Required work ▸
Pull out every line below containing the word "color".

• • • • • • •

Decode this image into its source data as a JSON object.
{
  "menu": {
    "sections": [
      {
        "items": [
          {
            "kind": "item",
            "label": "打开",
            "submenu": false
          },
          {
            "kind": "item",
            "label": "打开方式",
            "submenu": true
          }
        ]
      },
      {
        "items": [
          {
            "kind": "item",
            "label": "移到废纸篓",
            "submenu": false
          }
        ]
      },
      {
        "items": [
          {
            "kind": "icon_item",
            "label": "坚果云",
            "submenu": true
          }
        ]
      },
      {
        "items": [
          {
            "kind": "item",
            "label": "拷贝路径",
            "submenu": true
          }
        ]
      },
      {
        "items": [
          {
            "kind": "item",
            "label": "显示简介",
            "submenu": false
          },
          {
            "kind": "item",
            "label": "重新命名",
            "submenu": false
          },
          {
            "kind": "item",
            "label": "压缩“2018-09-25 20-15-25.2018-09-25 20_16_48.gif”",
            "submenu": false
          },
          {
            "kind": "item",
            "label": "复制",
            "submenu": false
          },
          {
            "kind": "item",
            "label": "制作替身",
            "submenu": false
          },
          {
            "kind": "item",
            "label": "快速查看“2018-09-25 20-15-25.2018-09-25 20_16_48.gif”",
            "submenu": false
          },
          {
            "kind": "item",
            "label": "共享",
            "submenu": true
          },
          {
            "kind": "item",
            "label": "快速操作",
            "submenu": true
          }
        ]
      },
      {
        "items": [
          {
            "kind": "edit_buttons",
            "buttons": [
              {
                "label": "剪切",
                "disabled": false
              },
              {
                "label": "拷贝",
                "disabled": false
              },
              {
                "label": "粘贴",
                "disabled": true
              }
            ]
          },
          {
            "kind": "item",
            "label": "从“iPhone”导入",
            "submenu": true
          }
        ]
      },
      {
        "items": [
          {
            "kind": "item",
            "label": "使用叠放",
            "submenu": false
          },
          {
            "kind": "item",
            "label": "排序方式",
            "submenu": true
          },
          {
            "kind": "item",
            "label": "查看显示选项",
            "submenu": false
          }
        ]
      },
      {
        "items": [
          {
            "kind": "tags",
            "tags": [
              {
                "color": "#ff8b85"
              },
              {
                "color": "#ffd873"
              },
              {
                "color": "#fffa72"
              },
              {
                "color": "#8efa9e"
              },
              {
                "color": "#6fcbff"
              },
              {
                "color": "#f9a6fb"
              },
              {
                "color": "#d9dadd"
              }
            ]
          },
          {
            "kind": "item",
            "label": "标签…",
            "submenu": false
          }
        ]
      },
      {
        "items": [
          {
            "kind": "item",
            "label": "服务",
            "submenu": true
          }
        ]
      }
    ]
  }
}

• • • • • • •

Result ▸
                "color": "#ff8b85"
                "color": "#ffd873"
                "color": "#fffa72"
                "color": "#8efa9e"
                "color": "#6fcbff"
                "color": "#f9a6fb"
                "color": "#d9dadd"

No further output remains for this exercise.